Element location data:
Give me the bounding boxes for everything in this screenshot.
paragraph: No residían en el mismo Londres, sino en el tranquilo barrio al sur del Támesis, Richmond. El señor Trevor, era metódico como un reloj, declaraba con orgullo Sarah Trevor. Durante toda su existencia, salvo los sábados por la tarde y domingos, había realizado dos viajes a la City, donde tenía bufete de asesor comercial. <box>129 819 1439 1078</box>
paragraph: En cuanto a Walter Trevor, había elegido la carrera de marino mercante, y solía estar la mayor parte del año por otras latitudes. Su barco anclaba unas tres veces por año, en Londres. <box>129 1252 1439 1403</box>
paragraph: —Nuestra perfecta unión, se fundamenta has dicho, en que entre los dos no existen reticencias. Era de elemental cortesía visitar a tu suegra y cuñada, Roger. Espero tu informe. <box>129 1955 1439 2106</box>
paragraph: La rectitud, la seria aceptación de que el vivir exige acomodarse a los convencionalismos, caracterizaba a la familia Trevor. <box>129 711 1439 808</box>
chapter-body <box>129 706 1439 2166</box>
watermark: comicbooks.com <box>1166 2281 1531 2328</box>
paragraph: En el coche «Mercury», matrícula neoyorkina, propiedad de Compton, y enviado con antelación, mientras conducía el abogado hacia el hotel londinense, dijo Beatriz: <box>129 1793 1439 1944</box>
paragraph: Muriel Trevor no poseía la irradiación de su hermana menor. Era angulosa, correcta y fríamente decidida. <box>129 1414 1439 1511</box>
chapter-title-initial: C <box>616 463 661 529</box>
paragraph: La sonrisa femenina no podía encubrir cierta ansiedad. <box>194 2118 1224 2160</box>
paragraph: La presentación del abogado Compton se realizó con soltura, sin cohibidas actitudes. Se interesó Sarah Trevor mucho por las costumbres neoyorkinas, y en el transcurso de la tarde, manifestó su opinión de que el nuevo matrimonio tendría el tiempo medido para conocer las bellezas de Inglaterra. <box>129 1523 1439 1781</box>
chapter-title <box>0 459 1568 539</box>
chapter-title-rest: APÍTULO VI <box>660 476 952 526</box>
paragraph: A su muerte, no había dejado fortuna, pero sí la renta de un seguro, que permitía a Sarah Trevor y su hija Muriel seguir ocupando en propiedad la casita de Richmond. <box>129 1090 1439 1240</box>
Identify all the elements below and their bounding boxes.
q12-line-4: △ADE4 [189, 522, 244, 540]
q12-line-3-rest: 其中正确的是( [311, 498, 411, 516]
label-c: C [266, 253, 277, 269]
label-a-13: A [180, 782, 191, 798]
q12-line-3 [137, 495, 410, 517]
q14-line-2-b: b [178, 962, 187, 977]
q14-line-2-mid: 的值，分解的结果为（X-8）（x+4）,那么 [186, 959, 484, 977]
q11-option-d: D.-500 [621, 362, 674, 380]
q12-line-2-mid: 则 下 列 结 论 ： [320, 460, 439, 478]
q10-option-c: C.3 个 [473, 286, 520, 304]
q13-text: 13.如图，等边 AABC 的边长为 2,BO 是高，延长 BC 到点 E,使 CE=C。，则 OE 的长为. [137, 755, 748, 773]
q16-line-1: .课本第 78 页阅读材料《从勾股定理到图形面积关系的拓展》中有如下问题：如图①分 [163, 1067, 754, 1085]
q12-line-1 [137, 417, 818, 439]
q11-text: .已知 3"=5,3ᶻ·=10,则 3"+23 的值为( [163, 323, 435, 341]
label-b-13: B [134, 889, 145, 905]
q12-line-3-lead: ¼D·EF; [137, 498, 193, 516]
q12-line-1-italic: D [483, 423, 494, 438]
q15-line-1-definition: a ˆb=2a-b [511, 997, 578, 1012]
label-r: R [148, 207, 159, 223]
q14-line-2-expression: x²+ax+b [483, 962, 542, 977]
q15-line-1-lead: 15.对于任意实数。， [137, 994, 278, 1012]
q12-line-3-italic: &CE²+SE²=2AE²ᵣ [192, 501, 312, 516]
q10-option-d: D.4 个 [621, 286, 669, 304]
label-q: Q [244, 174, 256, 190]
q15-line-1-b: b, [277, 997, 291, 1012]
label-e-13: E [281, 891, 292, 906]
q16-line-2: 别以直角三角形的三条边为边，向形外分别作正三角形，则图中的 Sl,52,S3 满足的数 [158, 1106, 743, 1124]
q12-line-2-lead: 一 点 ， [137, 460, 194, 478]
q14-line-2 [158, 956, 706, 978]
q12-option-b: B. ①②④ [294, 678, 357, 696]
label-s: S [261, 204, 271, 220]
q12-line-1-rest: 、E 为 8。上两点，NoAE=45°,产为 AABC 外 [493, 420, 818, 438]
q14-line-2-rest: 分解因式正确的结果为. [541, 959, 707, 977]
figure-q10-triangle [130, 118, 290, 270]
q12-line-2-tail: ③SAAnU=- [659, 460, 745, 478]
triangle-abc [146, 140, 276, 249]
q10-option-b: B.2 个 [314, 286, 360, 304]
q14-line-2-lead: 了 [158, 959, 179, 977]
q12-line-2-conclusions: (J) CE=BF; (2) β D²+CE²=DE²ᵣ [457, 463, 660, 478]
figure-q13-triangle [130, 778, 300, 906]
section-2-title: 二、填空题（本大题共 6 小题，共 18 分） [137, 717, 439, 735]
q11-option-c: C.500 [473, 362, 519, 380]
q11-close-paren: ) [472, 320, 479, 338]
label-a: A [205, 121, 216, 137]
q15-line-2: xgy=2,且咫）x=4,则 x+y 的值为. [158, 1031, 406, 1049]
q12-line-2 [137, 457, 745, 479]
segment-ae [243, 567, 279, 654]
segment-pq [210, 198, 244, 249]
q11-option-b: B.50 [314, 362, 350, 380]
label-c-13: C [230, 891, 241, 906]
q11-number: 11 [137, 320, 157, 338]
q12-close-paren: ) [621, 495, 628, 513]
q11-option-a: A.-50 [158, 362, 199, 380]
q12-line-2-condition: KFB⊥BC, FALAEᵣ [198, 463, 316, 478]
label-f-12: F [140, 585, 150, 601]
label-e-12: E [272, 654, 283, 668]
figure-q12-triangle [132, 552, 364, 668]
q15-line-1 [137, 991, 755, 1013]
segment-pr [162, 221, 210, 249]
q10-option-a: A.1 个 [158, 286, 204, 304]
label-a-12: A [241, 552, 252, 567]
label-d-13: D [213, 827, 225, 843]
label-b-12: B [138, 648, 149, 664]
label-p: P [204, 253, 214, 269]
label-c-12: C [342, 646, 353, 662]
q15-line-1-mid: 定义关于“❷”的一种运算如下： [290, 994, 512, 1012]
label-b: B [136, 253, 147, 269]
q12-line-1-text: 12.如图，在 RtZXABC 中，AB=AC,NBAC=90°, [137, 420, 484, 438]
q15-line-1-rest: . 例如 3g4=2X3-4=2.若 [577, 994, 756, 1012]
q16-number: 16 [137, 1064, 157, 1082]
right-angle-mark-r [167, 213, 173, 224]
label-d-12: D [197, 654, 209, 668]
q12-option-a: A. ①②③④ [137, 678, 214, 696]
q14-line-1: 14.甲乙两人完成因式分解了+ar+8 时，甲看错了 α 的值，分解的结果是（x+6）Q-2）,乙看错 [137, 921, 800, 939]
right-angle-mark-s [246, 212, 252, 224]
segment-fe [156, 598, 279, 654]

## WHAT IS REQUIRED
Count the rows above that contain the string "title", matching case exactly. Give only the number.

## COMPLETE OUTPUT
4